Given problem.
Write out the data again exactly, skipping every picture.

[Begin Raw data]

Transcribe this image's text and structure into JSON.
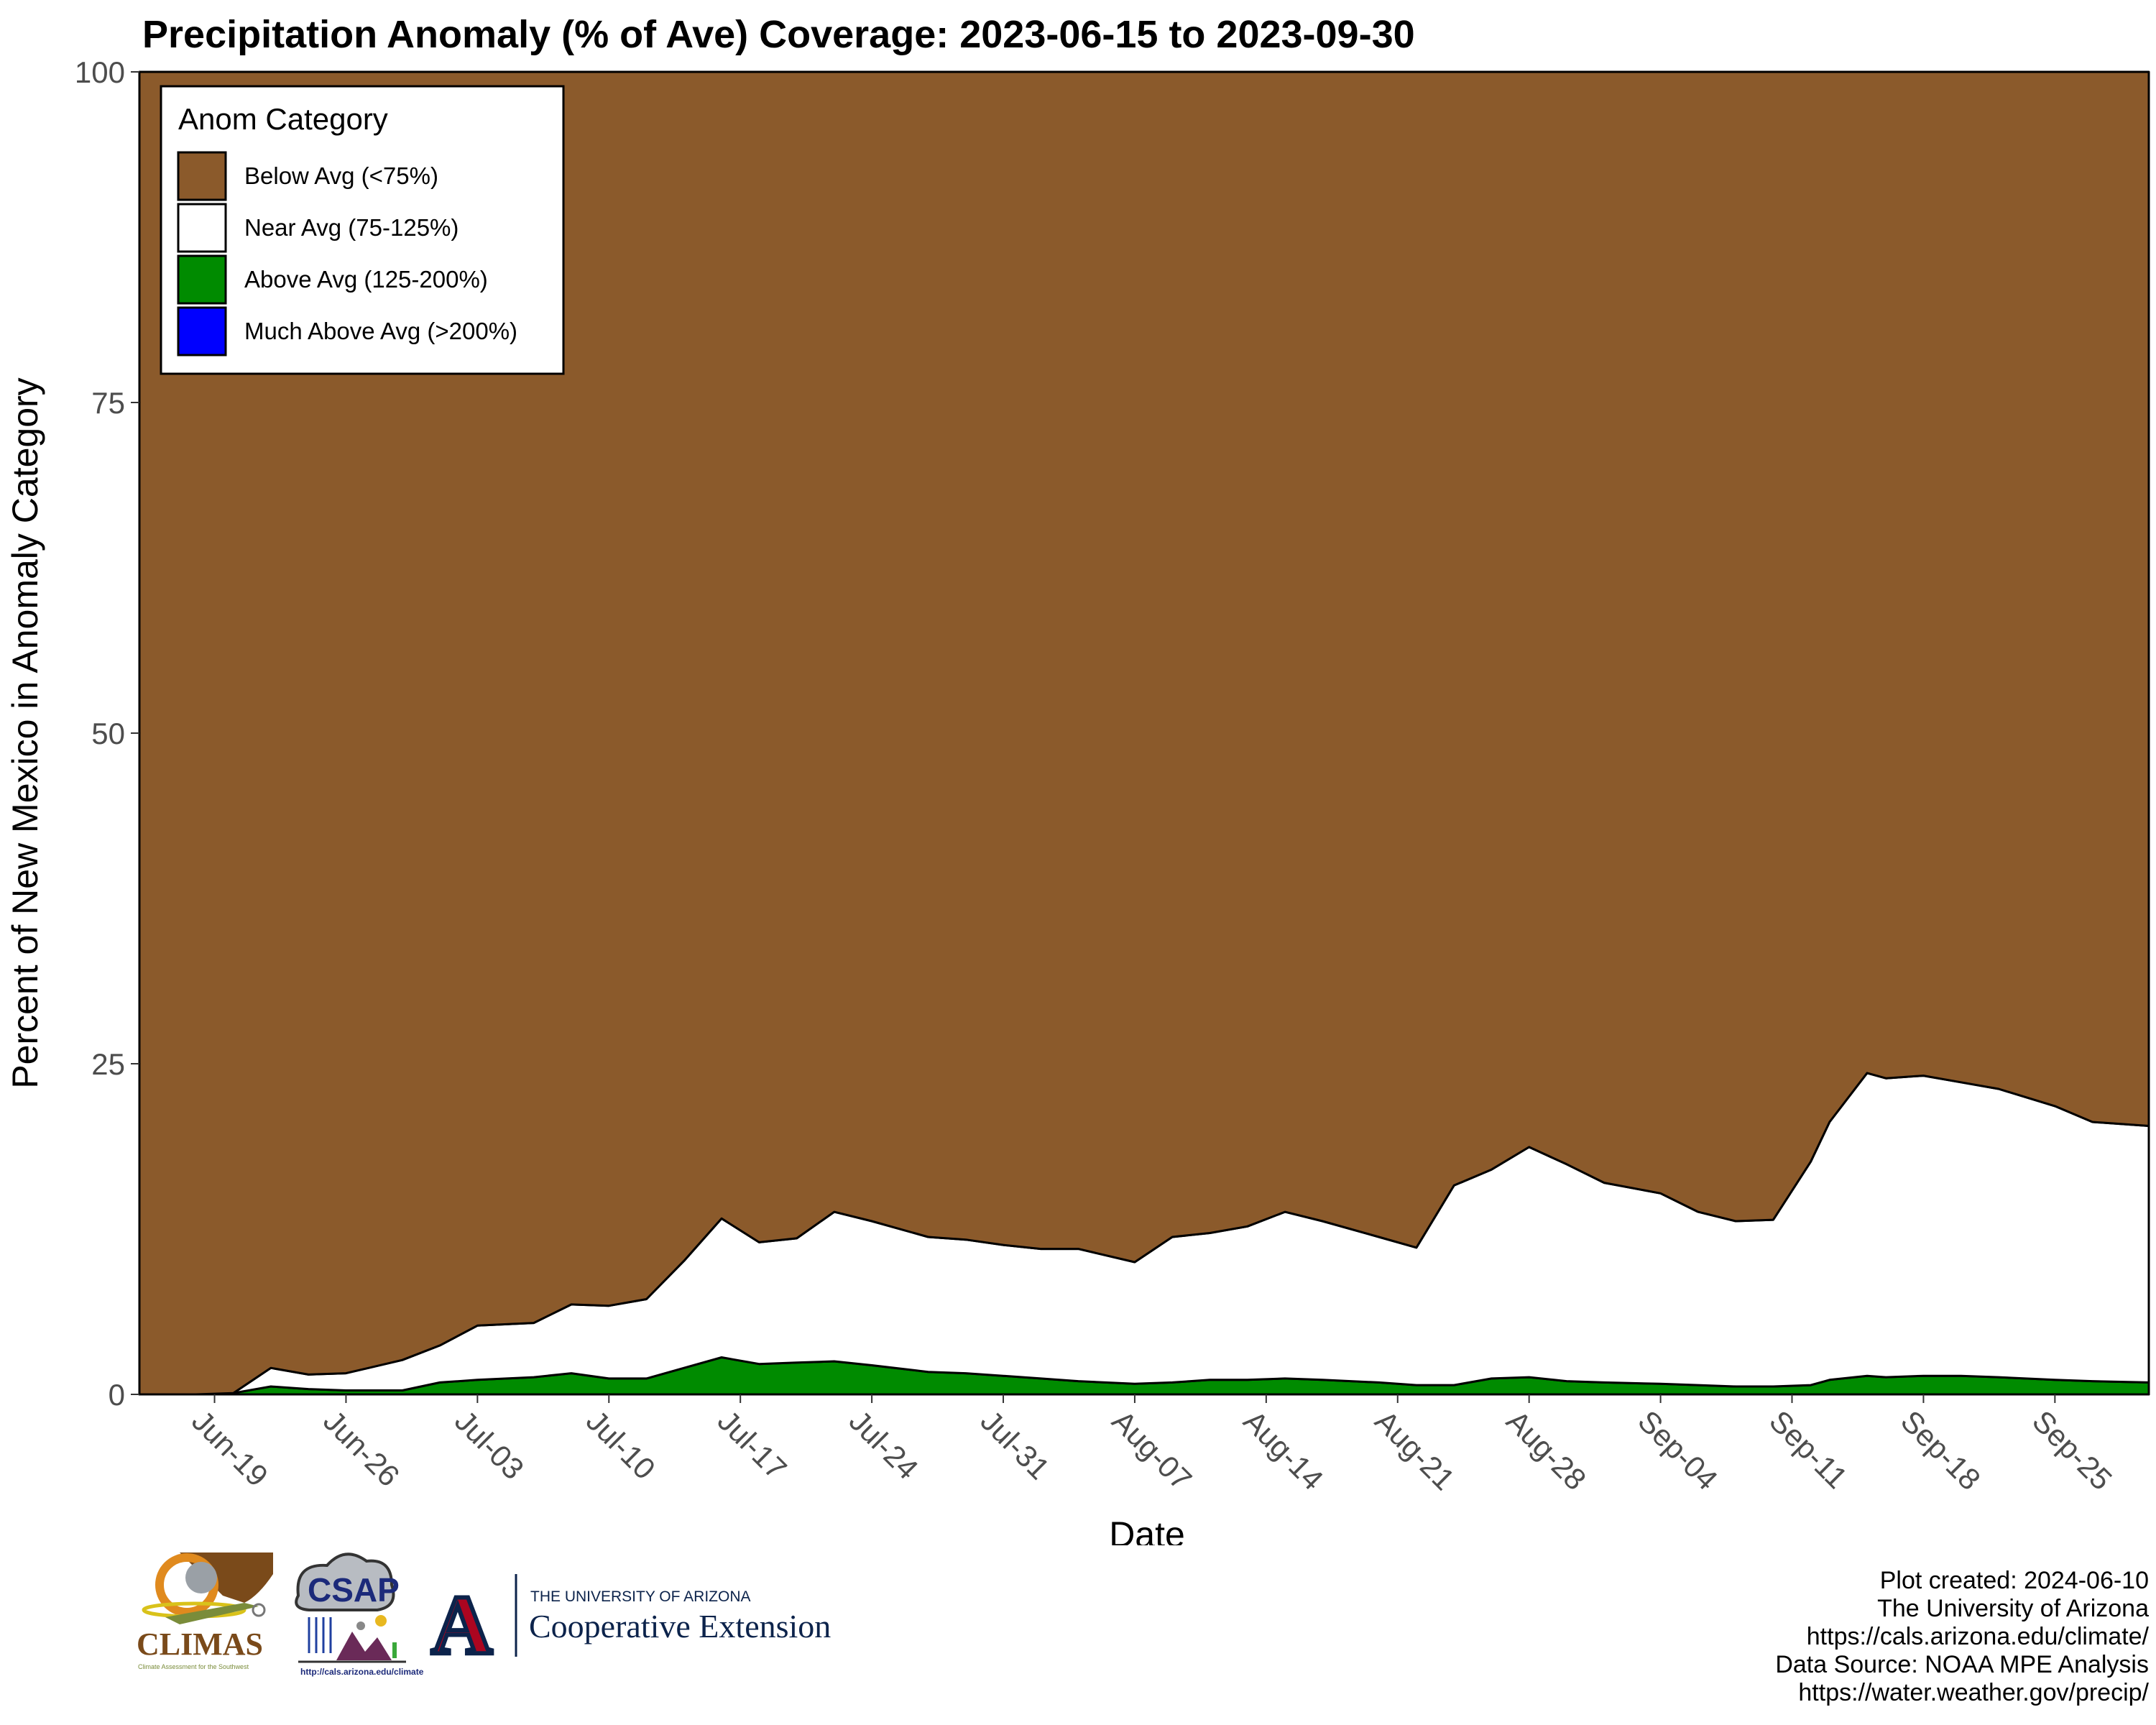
{
  "chart_data": {
    "type": "area",
    "title": "Precipitation Anomaly (% of Ave) Coverage: 2023-06-15 to 2023-09-30",
    "xlabel": "Date",
    "ylabel": "Percent of New Mexico in Anomaly Category",
    "ylim": [
      0,
      100
    ],
    "y_ticks": [
      "0",
      "25",
      "50",
      "75",
      "100"
    ],
    "x_range": [
      "2023-06-15",
      "2023-09-30"
    ],
    "x_ticks": [
      {
        "date": "2023-06-19",
        "label": "Jun-19"
      },
      {
        "date": "2023-06-26",
        "label": "Jun-26"
      },
      {
        "date": "2023-07-03",
        "label": "Jul-03"
      },
      {
        "date": "2023-07-10",
        "label": "Jul-10"
      },
      {
        "date": "2023-07-17",
        "label": "Jul-17"
      },
      {
        "date": "2023-07-24",
        "label": "Jul-24"
      },
      {
        "date": "2023-07-31",
        "label": "Jul-31"
      },
      {
        "date": "2023-08-07",
        "label": "Aug-07"
      },
      {
        "date": "2023-08-14",
        "label": "Aug-14"
      },
      {
        "date": "2023-08-21",
        "label": "Aug-21"
      },
      {
        "date": "2023-08-28",
        "label": "Aug-28"
      },
      {
        "date": "2023-09-04",
        "label": "Sep-04"
      },
      {
        "date": "2023-09-11",
        "label": "Sep-11"
      },
      {
        "date": "2023-09-18",
        "label": "Sep-18"
      },
      {
        "date": "2023-09-25",
        "label": "Sep-25"
      }
    ],
    "grid": false,
    "legend": {
      "title": "Anom Category",
      "placement": "top-left",
      "entries": [
        {
          "label": "Below Avg (<75%)",
          "color": "#8B5A2B"
        },
        {
          "label": "Near Avg (75-125%)",
          "color": "#FFFFFF"
        },
        {
          "label": "Above Avg (125-200%)",
          "color": "#008B00"
        },
        {
          "label": "Much Above Avg (>200%)",
          "color": "#0000FF"
        }
      ]
    },
    "x": [
      "2023-06-15",
      "2023-06-18",
      "2023-06-20",
      "2023-06-22",
      "2023-06-24",
      "2023-06-26",
      "2023-06-29",
      "2023-07-01",
      "2023-07-03",
      "2023-07-06",
      "2023-07-08",
      "2023-07-10",
      "2023-07-12",
      "2023-07-14",
      "2023-07-16",
      "2023-07-18",
      "2023-07-20",
      "2023-07-22",
      "2023-07-24",
      "2023-07-27",
      "2023-07-29",
      "2023-07-31",
      "2023-08-02",
      "2023-08-04",
      "2023-08-07",
      "2023-08-09",
      "2023-08-11",
      "2023-08-13",
      "2023-08-15",
      "2023-08-17",
      "2023-08-20",
      "2023-08-22",
      "2023-08-24",
      "2023-08-26",
      "2023-08-28",
      "2023-08-30",
      "2023-09-01",
      "2023-09-04",
      "2023-09-06",
      "2023-09-08",
      "2023-09-10",
      "2023-09-12",
      "2023-09-13",
      "2023-09-15",
      "2023-09-16",
      "2023-09-18",
      "2023-09-20",
      "2023-09-22",
      "2023-09-25",
      "2023-09-27",
      "2023-09-30"
    ],
    "series": [
      {
        "name": "Much Above Avg (>200%)",
        "color": "#0000FF",
        "values": [
          0,
          0,
          0,
          0,
          0,
          0,
          0,
          0,
          0,
          0,
          0,
          0,
          0,
          0,
          0,
          0,
          0,
          0,
          0,
          0,
          0,
          0,
          0,
          0,
          0,
          0,
          0,
          0,
          0,
          0,
          0,
          0,
          0,
          0,
          0,
          0,
          0,
          0,
          0,
          0,
          0,
          0,
          0,
          0,
          0,
          0,
          0,
          0,
          0,
          0,
          0
        ]
      },
      {
        "name": "Above Avg (125-200%)",
        "color": "#008B00",
        "values": [
          0,
          0,
          0.1,
          0.6,
          0.4,
          0.3,
          0.3,
          0.9,
          1.1,
          1.3,
          1.6,
          1.2,
          1.2,
          2.0,
          2.8,
          2.3,
          2.4,
          2.5,
          2.2,
          1.7,
          1.6,
          1.4,
          1.2,
          1.0,
          0.8,
          0.9,
          1.1,
          1.1,
          1.2,
          1.1,
          0.9,
          0.7,
          0.7,
          1.2,
          1.3,
          1.0,
          0.9,
          0.8,
          0.7,
          0.6,
          0.6,
          0.7,
          1.1,
          1.4,
          1.3,
          1.4,
          1.4,
          1.3,
          1.1,
          1.0,
          0.9
        ]
      },
      {
        "name": "Near Avg (75-125%)",
        "color": "#FFFFFF",
        "values": [
          0,
          0,
          0,
          1.4,
          1.1,
          1.3,
          2.3,
          2.8,
          4.1,
          4.1,
          5.2,
          5.5,
          6.0,
          8.1,
          10.5,
          9.2,
          9.4,
          11.3,
          10.9,
          10.2,
          10.1,
          9.9,
          9.8,
          10.0,
          9.2,
          11.0,
          11.1,
          11.6,
          12.6,
          12.0,
          11.0,
          10.4,
          15.1,
          15.8,
          17.4,
          16.4,
          15.1,
          14.4,
          13.1,
          12.5,
          12.6,
          16.9,
          19.5,
          22.9,
          22.6,
          22.7,
          22.2,
          21.8,
          20.7,
          19.6,
          19.4
        ]
      },
      {
        "name": "Below Avg (<75%)",
        "color": "#8B5A2B",
        "values": [
          100,
          100,
          99.9,
          98.0,
          98.5,
          98.4,
          97.4,
          96.3,
          94.8,
          94.6,
          93.2,
          93.3,
          92.8,
          89.9,
          86.7,
          88.5,
          88.2,
          86.2,
          86.9,
          88.1,
          88.3,
          88.7,
          89.0,
          89.0,
          90.0,
          88.1,
          87.8,
          87.3,
          86.2,
          86.9,
          88.1,
          88.9,
          84.2,
          83.0,
          81.3,
          82.6,
          84.0,
          84.8,
          86.2,
          86.9,
          86.8,
          82.4,
          79.4,
          75.7,
          76.1,
          75.9,
          76.4,
          76.9,
          78.2,
          79.4,
          79.7
        ]
      }
    ]
  },
  "credits": {
    "lines": [
      "Plot created: 2024-06-10",
      "The University of Arizona",
      "https://cals.arizona.edu/climate/",
      "Data Source: NOAA MPE Analysis",
      "https://water.weather.gov/precip/"
    ]
  },
  "logos": {
    "climas_name": "CLIMAS",
    "climas_tagline": "Climate Assessment for the Southwest",
    "csap_name": "CSAP",
    "csap_url": "http://cals.arizona.edu/climate",
    "ua_mark": "A",
    "ua_line1": "THE UNIVERSITY OF ARIZONA",
    "ua_line2": "Cooperative Extension"
  }
}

[End Raw data]

Answer to the task.
Transcribe this image's text and structure into JSON.
{
  "chart_data": {
    "type": "area",
    "title": "Precipitation Anomaly (% of Ave) Coverage: 2023-06-15 to 2023-09-30",
    "xlabel": "Date",
    "ylabel": "Percent of New Mexico in Anomaly Category",
    "ylim": [
      0,
      100
    ],
    "y_ticks": [
      "0",
      "25",
      "50",
      "75",
      "100"
    ],
    "x_range": [
      "2023-06-15",
      "2023-09-30"
    ],
    "x_ticks": [
      {
        "date": "2023-06-19",
        "label": "Jun-19"
      },
      {
        "date": "2023-06-26",
        "label": "Jun-26"
      },
      {
        "date": "2023-07-03",
        "label": "Jul-03"
      },
      {
        "date": "2023-07-10",
        "label": "Jul-10"
      },
      {
        "date": "2023-07-17",
        "label": "Jul-17"
      },
      {
        "date": "2023-07-24",
        "label": "Jul-24"
      },
      {
        "date": "2023-07-31",
        "label": "Jul-31"
      },
      {
        "date": "2023-08-07",
        "label": "Aug-07"
      },
      {
        "date": "2023-08-14",
        "label": "Aug-14"
      },
      {
        "date": "2023-08-21",
        "label": "Aug-21"
      },
      {
        "date": "2023-08-28",
        "label": "Aug-28"
      },
      {
        "date": "2023-09-04",
        "label": "Sep-04"
      },
      {
        "date": "2023-09-11",
        "label": "Sep-11"
      },
      {
        "date": "2023-09-18",
        "label": "Sep-18"
      },
      {
        "date": "2023-09-25",
        "label": "Sep-25"
      }
    ],
    "grid": false,
    "legend": {
      "title": "Anom Category",
      "placement": "top-left",
      "entries": [
        {
          "label": "Below Avg (<75%)",
          "color": "#8B5A2B"
        },
        {
          "label": "Near Avg (75-125%)",
          "color": "#FFFFFF"
        },
        {
          "label": "Above Avg (125-200%)",
          "color": "#008B00"
        },
        {
          "label": "Much Above Avg (>200%)",
          "color": "#0000FF"
        }
      ]
    },
    "x": [
      "2023-06-15",
      "2023-06-18",
      "2023-06-20",
      "2023-06-22",
      "2023-06-24",
      "2023-06-26",
      "2023-06-29",
      "2023-07-01",
      "2023-07-03",
      "2023-07-06",
      "2023-07-08",
      "2023-07-10",
      "2023-07-12",
      "2023-07-14",
      "2023-07-16",
      "2023-07-18",
      "2023-07-20",
      "2023-07-22",
      "2023-07-24",
      "2023-07-27",
      "2023-07-29",
      "2023-07-31",
      "2023-08-02",
      "2023-08-04",
      "2023-08-07",
      "2023-08-09",
      "2023-08-11",
      "2023-08-13",
      "2023-08-15",
      "2023-08-17",
      "2023-08-20",
      "2023-08-22",
      "2023-08-24",
      "2023-08-26",
      "2023-08-28",
      "2023-08-30",
      "2023-09-01",
      "2023-09-04",
      "2023-09-06",
      "2023-09-08",
      "2023-09-10",
      "2023-09-12",
      "2023-09-13",
      "2023-09-15",
      "2023-09-16",
      "2023-09-18",
      "2023-09-20",
      "2023-09-22",
      "2023-09-25",
      "2023-09-27",
      "2023-09-30"
    ],
    "series": [
      {
        "name": "Much Above Avg (>200%)",
        "color": "#0000FF",
        "values": [
          0,
          0,
          0,
          0,
          0,
          0,
          0,
          0,
          0,
          0,
          0,
          0,
          0,
          0,
          0,
          0,
          0,
          0,
          0,
          0,
          0,
          0,
          0,
          0,
          0,
          0,
          0,
          0,
          0,
          0,
          0,
          0,
          0,
          0,
          0,
          0,
          0,
          0,
          0,
          0,
          0,
          0,
          0,
          0,
          0,
          0,
          0,
          0,
          0,
          0,
          0
        ]
      },
      {
        "name": "Above Avg (125-200%)",
        "color": "#008B00",
        "values": [
          0,
          0,
          0.1,
          0.6,
          0.4,
          0.3,
          0.3,
          0.9,
          1.1,
          1.3,
          1.6,
          1.2,
          1.2,
          2.0,
          2.8,
          2.3,
          2.4,
          2.5,
          2.2,
          1.7,
          1.6,
          1.4,
          1.2,
          1.0,
          0.8,
          0.9,
          1.1,
          1.1,
          1.2,
          1.1,
          0.9,
          0.7,
          0.7,
          1.2,
          1.3,
          1.0,
          0.9,
          0.8,
          0.7,
          0.6,
          0.6,
          0.7,
          1.1,
          1.4,
          1.3,
          1.4,
          1.4,
          1.3,
          1.1,
          1.0,
          0.9
        ]
      },
      {
        "name": "Near Avg (75-125%)",
        "color": "#FFFFFF",
        "values": [
          0,
          0,
          0,
          1.4,
          1.1,
          1.3,
          2.3,
          2.8,
          4.1,
          4.1,
          5.2,
          5.5,
          6.0,
          8.1,
          10.5,
          9.2,
          9.4,
          11.3,
          10.9,
          10.2,
          10.1,
          9.9,
          9.8,
          10.0,
          9.2,
          11.0,
          11.1,
          11.6,
          12.6,
          12.0,
          11.0,
          10.4,
          15.1,
          15.8,
          17.4,
          16.4,
          15.1,
          14.4,
          13.1,
          12.5,
          12.6,
          16.9,
          19.5,
          22.9,
          22.6,
          22.7,
          22.2,
          21.8,
          20.7,
          19.6,
          19.4
        ]
      },
      {
        "name": "Below Avg (<75%)",
        "color": "#8B5A2B",
        "values": [
          100,
          100,
          99.9,
          98.0,
          98.5,
          98.4,
          97.4,
          96.3,
          94.8,
          94.6,
          93.2,
          93.3,
          92.8,
          89.9,
          86.7,
          88.5,
          88.2,
          86.2,
          86.9,
          88.1,
          88.3,
          88.7,
          89.0,
          89.0,
          90.0,
          88.1,
          87.8,
          87.3,
          86.2,
          86.9,
          88.1,
          88.9,
          84.2,
          83.0,
          81.3,
          82.6,
          84.0,
          84.8,
          86.2,
          86.9,
          86.8,
          82.4,
          79.4,
          75.7,
          76.1,
          75.9,
          76.4,
          76.9,
          78.2,
          79.4,
          79.7
        ]
      }
    ]
  },
  "credits": {
    "lines": [
      "Plot created: 2024-06-10",
      "The University of Arizona",
      "https://cals.arizona.edu/climate/",
      "Data Source: NOAA MPE Analysis",
      "https://water.weather.gov/precip/"
    ]
  },
  "logos": {
    "climas_name": "CLIMAS",
    "climas_tagline": "Climate Assessment for the Southwest",
    "csap_name": "CSAP",
    "csap_url": "http://cals.arizona.edu/climate",
    "ua_mark": "A",
    "ua_line1": "THE UNIVERSITY OF ARIZONA",
    "ua_line2": "Cooperative Extension"
  }
}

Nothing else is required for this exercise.